-- Short exercise --
Using the records below, count the lines with "Deichstr" in them. Give the number only.

-- Listing --

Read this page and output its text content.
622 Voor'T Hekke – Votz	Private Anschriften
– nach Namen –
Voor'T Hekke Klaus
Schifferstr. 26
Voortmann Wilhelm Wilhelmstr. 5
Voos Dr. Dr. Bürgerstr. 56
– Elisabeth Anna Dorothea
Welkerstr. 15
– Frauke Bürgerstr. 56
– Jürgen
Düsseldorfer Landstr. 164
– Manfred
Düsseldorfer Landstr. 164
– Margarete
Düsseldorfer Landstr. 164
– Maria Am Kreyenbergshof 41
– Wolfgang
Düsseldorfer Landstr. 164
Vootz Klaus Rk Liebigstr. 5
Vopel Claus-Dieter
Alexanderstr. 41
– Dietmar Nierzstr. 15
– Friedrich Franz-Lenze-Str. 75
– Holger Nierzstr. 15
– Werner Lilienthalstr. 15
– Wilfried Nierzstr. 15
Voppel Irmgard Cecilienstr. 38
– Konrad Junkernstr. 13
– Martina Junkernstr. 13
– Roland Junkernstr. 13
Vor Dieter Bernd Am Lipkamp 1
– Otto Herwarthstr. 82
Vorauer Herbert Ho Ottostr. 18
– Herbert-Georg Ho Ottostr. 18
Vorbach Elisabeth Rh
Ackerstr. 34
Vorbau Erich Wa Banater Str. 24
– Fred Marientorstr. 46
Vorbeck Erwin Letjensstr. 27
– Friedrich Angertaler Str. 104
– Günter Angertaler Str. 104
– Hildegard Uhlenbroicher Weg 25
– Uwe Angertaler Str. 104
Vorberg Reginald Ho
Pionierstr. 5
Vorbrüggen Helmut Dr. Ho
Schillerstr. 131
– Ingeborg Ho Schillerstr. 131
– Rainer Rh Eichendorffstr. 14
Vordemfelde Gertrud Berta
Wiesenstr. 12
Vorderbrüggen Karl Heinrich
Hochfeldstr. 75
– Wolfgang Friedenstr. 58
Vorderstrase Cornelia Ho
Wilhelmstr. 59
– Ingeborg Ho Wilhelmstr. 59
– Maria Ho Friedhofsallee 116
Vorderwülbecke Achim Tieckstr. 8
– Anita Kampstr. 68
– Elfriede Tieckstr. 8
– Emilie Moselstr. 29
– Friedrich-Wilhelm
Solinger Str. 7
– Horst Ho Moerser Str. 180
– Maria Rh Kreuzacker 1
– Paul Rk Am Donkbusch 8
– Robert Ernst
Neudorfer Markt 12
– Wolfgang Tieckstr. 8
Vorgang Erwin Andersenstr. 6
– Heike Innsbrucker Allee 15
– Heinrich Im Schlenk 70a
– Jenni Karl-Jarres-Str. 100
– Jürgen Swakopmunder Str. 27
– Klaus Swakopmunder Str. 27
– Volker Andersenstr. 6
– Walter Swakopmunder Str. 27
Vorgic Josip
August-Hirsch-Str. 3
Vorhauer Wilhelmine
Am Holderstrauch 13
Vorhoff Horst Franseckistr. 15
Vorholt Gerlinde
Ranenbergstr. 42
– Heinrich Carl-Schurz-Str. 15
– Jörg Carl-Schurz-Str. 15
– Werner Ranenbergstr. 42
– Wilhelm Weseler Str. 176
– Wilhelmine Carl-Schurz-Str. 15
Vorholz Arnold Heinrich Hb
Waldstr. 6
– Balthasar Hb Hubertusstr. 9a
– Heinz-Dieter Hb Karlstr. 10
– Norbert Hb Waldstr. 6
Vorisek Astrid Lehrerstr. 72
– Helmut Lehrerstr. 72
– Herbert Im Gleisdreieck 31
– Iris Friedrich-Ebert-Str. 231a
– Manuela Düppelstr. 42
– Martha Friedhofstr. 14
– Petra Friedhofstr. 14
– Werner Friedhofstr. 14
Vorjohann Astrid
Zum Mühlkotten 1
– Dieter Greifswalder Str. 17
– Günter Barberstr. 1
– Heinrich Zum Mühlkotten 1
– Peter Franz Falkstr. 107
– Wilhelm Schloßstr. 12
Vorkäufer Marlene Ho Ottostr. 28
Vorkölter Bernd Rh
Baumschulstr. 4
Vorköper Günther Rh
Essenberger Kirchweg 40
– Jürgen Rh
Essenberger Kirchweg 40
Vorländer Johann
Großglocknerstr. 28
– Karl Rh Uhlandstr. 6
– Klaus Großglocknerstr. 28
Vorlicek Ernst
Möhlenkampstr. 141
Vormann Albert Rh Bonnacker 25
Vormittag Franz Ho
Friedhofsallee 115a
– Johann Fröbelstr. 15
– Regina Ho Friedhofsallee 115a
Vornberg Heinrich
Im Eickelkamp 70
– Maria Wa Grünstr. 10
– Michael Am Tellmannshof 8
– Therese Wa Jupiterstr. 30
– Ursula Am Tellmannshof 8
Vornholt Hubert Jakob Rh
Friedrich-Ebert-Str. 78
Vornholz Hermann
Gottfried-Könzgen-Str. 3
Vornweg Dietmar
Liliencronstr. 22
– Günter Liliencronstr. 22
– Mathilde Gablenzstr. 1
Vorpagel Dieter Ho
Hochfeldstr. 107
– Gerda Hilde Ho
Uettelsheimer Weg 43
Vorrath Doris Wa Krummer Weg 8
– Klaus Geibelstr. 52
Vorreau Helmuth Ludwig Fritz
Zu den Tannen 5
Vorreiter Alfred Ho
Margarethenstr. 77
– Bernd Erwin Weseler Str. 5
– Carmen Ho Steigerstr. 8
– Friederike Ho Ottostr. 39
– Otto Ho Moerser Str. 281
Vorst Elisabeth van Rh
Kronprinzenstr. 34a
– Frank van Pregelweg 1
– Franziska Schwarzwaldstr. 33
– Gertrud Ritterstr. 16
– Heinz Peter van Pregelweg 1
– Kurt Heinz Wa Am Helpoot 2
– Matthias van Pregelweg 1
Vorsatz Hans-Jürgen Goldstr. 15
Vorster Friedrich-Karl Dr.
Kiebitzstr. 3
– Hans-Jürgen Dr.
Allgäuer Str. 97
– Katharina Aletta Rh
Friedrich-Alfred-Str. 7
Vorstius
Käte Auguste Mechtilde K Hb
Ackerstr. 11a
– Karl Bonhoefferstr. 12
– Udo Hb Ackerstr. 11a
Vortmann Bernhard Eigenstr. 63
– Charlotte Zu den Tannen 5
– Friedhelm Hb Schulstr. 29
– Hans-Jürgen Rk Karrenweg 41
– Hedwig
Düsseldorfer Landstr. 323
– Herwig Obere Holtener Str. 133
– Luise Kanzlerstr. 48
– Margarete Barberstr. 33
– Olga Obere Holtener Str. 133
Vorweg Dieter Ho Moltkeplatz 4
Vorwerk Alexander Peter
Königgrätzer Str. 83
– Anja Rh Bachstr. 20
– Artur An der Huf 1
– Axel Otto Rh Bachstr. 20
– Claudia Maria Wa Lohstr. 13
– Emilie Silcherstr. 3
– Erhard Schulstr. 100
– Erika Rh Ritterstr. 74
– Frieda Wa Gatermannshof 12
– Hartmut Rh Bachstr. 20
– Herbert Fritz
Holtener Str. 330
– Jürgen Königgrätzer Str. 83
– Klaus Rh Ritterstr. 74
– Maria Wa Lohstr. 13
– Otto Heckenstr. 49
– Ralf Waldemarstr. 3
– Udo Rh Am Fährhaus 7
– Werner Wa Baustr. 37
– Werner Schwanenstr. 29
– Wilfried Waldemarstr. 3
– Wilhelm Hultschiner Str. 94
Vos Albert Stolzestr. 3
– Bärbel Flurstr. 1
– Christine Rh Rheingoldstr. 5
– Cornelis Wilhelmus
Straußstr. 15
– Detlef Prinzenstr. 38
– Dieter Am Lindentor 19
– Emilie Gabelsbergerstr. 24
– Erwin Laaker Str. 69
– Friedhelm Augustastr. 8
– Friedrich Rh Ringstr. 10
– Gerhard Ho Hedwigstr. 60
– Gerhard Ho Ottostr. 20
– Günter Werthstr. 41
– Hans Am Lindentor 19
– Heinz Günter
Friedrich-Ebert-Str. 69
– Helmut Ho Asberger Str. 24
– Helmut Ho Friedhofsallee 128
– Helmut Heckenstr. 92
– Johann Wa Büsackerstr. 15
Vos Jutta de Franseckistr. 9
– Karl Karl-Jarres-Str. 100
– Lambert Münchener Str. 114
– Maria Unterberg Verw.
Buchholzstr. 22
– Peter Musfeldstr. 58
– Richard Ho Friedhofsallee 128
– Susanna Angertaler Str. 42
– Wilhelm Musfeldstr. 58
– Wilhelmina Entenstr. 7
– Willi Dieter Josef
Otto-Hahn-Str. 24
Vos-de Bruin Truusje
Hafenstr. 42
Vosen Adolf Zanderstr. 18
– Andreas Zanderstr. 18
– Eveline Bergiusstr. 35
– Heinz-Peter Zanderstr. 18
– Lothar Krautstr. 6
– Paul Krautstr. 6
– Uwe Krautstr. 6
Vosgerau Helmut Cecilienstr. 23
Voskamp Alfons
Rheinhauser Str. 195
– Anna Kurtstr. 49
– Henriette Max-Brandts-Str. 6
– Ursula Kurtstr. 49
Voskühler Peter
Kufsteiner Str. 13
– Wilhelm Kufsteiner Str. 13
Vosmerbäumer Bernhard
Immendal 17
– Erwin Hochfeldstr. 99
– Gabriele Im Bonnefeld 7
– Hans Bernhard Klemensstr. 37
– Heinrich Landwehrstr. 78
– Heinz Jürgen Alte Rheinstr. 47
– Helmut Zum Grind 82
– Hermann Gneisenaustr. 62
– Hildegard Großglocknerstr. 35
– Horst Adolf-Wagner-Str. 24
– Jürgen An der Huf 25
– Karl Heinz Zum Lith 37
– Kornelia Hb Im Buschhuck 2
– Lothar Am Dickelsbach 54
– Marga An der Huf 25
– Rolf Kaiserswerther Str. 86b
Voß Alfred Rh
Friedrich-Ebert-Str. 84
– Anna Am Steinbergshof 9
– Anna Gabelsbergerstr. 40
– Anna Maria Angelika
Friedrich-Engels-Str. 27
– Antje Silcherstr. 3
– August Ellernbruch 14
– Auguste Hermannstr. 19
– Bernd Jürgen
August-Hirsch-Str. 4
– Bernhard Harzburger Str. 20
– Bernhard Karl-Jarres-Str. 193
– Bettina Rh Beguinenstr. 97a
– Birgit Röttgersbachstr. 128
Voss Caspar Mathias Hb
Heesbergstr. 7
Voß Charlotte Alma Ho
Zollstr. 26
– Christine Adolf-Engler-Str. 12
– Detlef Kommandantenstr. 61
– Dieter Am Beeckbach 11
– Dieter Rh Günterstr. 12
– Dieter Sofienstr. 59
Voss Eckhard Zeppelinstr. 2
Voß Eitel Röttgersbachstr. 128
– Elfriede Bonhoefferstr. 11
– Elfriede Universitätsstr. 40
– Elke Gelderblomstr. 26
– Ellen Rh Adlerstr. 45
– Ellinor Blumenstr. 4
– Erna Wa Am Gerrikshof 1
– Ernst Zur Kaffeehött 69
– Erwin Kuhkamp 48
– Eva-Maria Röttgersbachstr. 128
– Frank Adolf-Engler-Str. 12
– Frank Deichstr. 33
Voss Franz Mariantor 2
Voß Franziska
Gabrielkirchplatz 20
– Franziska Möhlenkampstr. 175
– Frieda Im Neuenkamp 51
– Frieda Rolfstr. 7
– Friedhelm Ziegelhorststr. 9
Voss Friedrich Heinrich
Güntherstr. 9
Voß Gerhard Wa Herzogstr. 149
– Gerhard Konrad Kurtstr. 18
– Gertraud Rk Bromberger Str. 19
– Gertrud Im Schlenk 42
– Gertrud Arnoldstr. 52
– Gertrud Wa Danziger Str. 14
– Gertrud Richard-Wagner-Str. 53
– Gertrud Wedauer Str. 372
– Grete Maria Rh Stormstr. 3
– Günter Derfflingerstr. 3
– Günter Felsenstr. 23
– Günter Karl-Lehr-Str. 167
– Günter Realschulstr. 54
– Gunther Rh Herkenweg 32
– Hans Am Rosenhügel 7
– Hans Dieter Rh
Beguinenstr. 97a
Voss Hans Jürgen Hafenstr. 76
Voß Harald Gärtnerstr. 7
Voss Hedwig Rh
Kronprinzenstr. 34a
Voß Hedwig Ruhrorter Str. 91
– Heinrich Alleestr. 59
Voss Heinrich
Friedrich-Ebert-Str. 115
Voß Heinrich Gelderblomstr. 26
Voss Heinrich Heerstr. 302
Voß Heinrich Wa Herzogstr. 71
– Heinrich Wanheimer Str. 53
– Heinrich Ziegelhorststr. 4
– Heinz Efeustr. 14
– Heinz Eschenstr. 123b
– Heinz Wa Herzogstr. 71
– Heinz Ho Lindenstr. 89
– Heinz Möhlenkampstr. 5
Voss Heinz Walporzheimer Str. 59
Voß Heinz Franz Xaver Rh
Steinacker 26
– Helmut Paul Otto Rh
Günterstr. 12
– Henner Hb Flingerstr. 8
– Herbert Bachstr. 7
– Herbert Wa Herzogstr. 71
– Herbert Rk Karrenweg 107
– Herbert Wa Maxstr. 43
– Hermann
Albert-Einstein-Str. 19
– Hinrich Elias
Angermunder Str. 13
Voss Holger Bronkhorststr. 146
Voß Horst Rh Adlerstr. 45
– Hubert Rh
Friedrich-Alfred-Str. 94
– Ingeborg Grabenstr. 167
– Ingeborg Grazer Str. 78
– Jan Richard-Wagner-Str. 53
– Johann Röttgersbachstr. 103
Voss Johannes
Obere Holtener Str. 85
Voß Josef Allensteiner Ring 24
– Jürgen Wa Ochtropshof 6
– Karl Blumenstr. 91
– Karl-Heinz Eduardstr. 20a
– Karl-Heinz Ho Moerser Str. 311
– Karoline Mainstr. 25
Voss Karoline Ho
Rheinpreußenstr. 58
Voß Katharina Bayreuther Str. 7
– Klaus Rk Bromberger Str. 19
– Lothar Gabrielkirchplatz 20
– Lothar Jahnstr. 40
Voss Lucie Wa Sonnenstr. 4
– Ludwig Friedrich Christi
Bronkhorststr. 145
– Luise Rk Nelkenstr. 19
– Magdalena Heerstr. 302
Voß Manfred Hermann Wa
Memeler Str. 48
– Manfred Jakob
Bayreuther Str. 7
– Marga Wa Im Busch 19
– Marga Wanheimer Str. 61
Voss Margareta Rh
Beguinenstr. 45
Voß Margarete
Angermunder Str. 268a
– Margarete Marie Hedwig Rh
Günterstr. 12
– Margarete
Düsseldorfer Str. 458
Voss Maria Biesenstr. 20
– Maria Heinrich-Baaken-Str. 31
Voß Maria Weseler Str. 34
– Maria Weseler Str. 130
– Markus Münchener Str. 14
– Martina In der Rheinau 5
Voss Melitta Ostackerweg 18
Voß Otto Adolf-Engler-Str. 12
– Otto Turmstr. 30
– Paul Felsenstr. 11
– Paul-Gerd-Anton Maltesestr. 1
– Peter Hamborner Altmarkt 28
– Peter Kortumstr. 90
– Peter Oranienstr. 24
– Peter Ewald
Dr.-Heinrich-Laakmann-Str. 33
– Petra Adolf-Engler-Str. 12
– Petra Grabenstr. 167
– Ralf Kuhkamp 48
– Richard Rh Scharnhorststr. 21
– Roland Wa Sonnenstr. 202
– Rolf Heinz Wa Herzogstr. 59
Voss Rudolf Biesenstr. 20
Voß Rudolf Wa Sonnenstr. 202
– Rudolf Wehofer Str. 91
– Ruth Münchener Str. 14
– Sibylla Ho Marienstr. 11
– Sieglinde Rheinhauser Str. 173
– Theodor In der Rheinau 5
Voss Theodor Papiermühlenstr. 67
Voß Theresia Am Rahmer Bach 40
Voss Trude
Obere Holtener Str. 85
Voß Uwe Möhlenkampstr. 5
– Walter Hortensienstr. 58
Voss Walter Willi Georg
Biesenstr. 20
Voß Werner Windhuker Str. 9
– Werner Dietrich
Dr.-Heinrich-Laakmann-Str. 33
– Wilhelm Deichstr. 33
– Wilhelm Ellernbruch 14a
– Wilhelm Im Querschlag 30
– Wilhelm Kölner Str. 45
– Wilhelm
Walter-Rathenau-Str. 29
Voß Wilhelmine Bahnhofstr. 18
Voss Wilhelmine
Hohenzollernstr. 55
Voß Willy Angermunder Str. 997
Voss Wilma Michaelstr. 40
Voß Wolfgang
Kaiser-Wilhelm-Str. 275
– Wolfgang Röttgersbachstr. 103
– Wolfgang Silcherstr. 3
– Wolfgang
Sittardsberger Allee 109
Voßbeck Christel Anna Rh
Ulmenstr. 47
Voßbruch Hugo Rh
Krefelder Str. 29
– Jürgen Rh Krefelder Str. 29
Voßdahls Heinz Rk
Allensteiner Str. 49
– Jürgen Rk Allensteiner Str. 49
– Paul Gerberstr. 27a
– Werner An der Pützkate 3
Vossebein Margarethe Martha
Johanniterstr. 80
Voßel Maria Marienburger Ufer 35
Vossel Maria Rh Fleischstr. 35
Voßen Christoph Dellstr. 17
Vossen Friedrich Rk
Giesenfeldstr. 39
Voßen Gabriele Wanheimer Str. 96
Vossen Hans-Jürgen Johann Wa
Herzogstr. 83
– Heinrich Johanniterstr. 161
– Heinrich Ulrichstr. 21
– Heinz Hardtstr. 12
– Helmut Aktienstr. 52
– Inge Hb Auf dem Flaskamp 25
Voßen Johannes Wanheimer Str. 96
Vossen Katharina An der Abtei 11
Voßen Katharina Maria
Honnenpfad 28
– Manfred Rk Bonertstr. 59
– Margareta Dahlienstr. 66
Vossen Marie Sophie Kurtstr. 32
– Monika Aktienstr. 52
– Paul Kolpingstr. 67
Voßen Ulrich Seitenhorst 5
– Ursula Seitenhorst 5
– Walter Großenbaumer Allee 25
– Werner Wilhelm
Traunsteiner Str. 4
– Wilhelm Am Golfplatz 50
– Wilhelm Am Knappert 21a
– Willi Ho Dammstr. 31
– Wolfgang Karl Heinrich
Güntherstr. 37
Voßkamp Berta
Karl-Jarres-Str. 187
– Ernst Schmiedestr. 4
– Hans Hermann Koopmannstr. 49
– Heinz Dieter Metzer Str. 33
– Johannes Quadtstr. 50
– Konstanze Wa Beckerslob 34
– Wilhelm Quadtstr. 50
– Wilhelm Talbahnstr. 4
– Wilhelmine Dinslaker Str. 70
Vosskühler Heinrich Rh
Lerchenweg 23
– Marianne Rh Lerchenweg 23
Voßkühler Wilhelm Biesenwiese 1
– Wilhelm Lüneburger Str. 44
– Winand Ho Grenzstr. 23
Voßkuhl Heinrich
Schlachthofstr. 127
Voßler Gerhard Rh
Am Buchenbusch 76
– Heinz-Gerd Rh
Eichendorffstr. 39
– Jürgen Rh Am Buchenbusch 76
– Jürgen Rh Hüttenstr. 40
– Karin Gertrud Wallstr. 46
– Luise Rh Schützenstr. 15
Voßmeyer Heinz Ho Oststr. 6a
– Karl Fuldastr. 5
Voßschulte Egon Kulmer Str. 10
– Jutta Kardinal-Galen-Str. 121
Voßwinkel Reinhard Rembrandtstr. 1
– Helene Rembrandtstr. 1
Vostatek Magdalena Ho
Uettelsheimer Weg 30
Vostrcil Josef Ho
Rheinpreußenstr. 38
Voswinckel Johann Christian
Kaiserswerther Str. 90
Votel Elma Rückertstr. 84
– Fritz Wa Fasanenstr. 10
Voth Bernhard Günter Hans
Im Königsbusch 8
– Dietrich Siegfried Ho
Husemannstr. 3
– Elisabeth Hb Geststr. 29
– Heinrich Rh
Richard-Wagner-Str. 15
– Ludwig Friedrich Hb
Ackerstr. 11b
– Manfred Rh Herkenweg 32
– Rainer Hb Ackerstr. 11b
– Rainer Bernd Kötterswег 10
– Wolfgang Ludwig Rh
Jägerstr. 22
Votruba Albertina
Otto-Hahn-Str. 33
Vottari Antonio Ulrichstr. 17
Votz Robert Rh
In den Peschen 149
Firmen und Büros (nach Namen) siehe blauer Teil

-- Result for this task --
2